Records from a data collection
▽
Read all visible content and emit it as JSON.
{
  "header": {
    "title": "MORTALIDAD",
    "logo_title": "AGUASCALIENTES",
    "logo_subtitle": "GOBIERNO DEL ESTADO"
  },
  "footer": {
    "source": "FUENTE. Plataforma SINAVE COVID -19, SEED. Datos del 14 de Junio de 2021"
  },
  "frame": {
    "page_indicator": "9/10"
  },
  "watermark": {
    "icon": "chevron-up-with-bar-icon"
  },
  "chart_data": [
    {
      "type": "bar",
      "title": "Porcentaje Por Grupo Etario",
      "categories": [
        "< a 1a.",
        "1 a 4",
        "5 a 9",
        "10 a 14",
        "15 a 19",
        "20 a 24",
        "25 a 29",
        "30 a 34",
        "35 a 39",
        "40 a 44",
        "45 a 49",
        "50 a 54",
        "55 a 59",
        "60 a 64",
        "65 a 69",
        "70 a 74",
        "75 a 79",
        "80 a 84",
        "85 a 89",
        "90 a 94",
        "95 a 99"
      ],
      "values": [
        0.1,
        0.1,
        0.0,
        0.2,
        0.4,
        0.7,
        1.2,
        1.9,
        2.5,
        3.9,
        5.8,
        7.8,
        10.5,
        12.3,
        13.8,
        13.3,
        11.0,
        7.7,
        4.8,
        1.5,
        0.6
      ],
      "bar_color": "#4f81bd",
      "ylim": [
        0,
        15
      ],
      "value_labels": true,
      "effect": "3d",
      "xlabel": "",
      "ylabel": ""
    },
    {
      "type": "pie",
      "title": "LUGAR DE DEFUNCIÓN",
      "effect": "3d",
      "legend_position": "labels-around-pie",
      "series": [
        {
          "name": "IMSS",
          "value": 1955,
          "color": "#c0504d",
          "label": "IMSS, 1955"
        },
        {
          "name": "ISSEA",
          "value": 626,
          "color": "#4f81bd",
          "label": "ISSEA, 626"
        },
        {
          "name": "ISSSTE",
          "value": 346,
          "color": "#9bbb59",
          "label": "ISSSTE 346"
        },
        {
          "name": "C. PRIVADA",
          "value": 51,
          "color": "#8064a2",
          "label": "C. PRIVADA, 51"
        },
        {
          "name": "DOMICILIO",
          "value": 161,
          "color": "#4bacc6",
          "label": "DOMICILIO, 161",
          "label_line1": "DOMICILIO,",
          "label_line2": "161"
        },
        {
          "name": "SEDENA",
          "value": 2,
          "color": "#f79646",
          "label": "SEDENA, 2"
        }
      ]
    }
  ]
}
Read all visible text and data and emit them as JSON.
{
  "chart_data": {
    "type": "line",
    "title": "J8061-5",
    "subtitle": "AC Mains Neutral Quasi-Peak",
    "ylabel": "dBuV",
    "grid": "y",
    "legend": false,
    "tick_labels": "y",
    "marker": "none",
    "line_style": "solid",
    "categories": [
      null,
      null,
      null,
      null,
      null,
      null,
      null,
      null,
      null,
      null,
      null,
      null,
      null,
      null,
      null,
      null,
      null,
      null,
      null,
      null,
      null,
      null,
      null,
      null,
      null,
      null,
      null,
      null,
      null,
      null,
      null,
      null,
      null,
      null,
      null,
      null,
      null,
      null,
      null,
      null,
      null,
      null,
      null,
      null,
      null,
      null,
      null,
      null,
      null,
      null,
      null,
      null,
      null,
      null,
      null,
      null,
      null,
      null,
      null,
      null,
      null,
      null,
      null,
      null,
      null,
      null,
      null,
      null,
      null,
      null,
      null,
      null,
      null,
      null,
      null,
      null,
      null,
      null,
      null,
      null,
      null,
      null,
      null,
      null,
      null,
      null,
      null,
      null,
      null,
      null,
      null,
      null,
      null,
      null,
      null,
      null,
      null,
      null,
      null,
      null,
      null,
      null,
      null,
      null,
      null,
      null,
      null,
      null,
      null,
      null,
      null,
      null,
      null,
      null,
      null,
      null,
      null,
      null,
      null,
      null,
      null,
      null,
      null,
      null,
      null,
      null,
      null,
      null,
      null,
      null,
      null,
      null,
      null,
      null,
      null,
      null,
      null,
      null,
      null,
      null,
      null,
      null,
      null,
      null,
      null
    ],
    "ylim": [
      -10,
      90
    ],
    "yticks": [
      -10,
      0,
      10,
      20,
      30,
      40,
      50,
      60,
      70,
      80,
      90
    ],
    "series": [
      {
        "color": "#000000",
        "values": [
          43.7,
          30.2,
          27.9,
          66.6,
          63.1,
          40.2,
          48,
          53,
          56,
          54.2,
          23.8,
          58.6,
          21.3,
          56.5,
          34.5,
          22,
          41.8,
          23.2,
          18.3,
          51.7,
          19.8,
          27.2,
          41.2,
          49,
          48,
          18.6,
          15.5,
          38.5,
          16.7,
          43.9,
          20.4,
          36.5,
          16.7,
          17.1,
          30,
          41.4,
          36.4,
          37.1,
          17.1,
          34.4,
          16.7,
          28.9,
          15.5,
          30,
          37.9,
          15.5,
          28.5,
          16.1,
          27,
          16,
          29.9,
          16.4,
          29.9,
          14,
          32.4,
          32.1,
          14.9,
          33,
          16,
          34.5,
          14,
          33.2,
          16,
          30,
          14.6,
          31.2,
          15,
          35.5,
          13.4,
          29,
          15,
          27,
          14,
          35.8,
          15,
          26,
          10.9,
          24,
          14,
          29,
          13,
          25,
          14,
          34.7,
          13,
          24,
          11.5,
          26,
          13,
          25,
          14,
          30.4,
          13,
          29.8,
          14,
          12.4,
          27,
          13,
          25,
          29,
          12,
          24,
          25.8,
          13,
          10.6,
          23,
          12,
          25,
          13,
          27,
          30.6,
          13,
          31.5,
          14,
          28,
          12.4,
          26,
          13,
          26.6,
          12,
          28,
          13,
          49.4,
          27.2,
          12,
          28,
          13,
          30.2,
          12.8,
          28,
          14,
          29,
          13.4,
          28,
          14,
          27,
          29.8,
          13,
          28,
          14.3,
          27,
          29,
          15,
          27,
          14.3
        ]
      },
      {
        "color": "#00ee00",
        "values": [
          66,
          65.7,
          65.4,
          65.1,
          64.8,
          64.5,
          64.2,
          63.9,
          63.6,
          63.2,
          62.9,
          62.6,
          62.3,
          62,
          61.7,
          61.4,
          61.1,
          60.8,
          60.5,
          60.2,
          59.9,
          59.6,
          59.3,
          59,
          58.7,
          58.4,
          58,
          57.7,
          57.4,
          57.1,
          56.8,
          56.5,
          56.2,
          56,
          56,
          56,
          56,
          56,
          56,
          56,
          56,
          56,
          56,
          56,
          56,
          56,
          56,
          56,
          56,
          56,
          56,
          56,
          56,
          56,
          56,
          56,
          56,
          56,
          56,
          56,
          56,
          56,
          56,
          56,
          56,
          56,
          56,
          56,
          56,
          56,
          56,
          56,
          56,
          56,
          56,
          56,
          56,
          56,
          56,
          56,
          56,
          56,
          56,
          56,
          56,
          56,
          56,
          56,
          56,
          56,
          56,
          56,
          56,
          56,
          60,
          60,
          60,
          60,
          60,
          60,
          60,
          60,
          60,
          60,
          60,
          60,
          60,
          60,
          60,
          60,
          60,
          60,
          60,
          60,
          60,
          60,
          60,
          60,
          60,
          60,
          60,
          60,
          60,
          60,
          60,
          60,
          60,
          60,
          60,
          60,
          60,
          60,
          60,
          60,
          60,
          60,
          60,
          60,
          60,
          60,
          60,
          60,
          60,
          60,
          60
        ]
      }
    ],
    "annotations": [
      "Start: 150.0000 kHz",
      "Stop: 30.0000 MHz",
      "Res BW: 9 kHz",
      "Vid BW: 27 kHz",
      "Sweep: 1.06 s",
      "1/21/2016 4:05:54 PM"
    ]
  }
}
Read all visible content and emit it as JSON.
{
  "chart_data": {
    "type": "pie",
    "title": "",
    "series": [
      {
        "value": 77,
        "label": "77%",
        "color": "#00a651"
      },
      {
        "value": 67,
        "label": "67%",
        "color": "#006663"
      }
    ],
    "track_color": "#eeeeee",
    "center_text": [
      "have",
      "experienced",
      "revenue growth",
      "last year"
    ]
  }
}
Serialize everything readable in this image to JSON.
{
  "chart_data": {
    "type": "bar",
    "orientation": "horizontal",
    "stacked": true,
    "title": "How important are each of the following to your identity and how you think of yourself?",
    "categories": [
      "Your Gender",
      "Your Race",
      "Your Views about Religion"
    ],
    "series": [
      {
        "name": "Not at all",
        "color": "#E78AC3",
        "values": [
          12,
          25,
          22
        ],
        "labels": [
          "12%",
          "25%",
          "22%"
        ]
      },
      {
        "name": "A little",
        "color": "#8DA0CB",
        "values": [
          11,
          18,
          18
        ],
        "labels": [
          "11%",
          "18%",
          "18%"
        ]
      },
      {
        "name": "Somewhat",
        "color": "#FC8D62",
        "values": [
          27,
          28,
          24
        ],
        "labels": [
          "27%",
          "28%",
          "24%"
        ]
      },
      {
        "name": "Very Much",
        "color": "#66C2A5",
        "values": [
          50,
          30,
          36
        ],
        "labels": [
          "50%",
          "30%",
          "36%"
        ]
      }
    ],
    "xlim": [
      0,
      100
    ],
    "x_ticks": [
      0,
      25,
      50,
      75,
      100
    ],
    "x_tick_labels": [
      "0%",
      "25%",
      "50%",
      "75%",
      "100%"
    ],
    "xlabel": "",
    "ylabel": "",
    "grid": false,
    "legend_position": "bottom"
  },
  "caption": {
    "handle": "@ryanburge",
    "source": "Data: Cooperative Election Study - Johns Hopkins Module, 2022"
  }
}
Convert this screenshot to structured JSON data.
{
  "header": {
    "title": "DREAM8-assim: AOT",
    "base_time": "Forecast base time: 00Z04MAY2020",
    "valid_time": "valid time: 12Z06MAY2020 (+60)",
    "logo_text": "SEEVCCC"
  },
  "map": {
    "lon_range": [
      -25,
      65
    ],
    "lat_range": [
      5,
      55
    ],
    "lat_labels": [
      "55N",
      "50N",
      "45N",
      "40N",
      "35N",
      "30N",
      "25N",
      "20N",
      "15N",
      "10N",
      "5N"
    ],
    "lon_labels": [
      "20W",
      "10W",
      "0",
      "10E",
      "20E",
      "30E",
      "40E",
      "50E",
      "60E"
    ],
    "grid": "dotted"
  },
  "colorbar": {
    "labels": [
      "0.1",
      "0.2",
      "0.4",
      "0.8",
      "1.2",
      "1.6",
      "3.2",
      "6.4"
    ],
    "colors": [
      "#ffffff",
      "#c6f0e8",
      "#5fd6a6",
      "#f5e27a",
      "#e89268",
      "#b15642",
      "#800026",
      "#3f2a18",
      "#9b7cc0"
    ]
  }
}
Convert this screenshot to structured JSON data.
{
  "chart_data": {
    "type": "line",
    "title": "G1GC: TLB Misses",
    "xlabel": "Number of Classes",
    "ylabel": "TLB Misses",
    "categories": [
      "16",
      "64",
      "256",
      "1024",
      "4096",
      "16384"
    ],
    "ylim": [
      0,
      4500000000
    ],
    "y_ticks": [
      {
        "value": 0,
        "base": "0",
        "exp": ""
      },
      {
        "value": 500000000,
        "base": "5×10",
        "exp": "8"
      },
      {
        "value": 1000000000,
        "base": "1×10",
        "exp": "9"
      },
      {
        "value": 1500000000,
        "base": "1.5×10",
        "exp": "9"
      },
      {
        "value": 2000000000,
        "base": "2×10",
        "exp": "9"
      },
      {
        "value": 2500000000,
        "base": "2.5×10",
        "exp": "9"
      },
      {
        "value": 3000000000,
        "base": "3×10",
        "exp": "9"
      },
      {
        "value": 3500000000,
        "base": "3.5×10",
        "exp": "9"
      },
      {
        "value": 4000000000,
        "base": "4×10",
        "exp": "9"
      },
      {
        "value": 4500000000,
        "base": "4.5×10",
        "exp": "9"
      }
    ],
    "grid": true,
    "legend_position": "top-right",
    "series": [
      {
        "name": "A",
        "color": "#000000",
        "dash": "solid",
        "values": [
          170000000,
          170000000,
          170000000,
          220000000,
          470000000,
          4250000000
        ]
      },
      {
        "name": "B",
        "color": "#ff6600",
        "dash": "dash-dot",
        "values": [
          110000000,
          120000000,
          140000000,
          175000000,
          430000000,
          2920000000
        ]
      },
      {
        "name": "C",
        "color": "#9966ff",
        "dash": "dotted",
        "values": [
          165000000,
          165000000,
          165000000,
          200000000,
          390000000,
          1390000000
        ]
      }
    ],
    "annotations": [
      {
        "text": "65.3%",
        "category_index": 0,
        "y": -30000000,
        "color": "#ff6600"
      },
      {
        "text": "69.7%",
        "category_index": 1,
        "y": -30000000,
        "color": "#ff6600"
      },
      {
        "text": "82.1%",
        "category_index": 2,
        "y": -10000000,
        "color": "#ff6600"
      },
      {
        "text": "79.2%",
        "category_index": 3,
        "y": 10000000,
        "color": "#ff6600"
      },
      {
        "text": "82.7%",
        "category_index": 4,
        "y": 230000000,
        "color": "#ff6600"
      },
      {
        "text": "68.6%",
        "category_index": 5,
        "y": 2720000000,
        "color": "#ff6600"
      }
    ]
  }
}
△
| Instructions for the task |
Find and copy each line above that includes the string "grid".

| Solution |
    "grid": "y",
    "grid": false,
    "grid": "dotted"
    "grid": true,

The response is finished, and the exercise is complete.